Exclude any images and output the remaining records exactly.

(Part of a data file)
— start —

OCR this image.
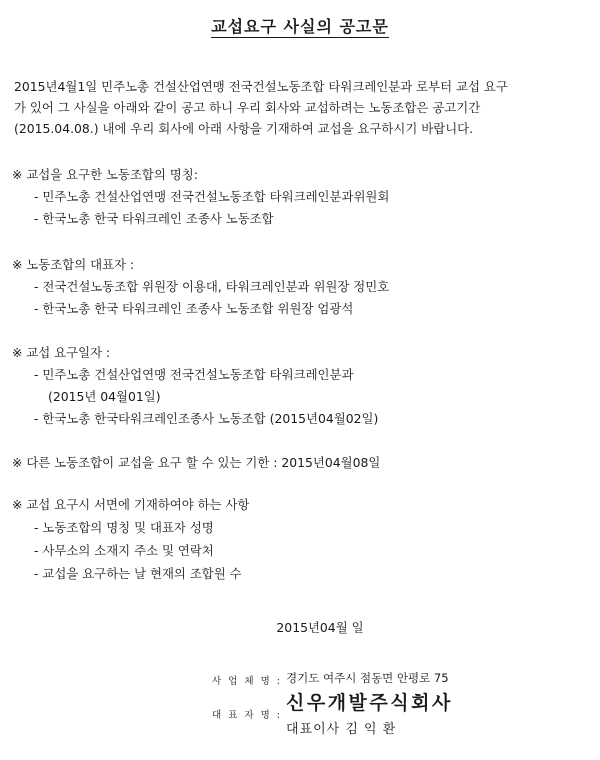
교섭요구 사실의 공고문
2015년4월1일 민주노총 건설산업연맹 전국건설노동조합 타워크레인분과 로부터 교섭 요구
가 있어 그 사실을 아래와 같이 공고 하니 우리 회사와 교섭하려는 노동조합은 공고기간
(2015.04.08.) 내에 우리 회사에 아래 사항을 기재하여 교섭을 요구하시기 바랍니다.
※ 교섭을 요구한 노동조합의 명칭:
- 민주노총 건설산업연맹 전국건설노동조합 타워크레인분과위원회
- 한국노총 한국 타워크레인 조종사 노동조합
※ 노동조합의 대표자 :
- 전국건설노동조합 위원장 이용대, 타워크레인분과 위원장 정민호
- 한국노총 한국 타워크레인 조종사 노동조합 위원장 엄광석
※ 교섭 요구일자 :
- 민주노총 건설산업연맹 전국건설노동조합 타워크레인분과
(2015년 04월01일)
- 한국노총 한국타워크레인조종사 노동조합 (2015년04월02일)
※ 다른 노동조합이 교섭을 요구 할 수 있는 기한 : 2015년04월08일
※ 교섭 요구시 서면에 기재하여야 하는 사항
- 노동조합의 명칭 및 대표자 성명
- 사무소의 소재지 주소 및 연락처
- 교섭을 요구하는 날 현재의 조합원 수
2015년04월 일
사 업 체 명 : 경기도 여주시 점동면 안평로 75
신우개발주식회사
대 표 자 명 :
대표이사 김 익 환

— end —

§ Solution:
OCR this image.
교섭요구 사실의 공고문
2015년4월1일 민주노총 건설산업연맹 전국건설노동조합 타워크레인분과 로부터 교섭 요구
가 있어 그 사실을 아래와 같이 공고 하니 우리 회사와 교섭하려는 노동조합은 공고기간
(2015.04.08.) 내에 우리 회사에 아래 사항을 기재하여 교섭을 요구하시기 바랍니다.
※ 교섭을 요구한 노동조합의 명칭:
- 민주노총 건설산업연맹 전국건설노동조합 타워크레인분과위원회
- 한국노총 한국 타워크레인 조종사 노동조합
※ 노동조합의 대표자 :
- 전국건설노동조합 위원장 이용대, 타워크레인분과 위원장 정민호
- 한국노총 한국 타워크레인 조종사 노동조합 위원장 엄광석
※ 교섭 요구일자 :
- 민주노총 건설산업연맹 전국건설노동조합 타워크레인분과
(2015년 04월01일)
- 한국노총 한국타워크레인조종사 노동조합 (2015년04월02일)
※ 다른 노동조합이 교섭을 요구 할 수 있는 기한 : 2015년04월08일
※ 교섭 요구시 서면에 기재하여야 하는 사항
- 노동조합의 명칭 및 대표자 성명
- 사무소의 소재지 주소 및 연락처
- 교섭을 요구하는 날 현재의 조합원 수
2015년04월 일
사 업 체 명 : 경기도 여주시 점동면 안평로 75
신우개발주식회사
대 표 자 명 :
대표이사 김 익 환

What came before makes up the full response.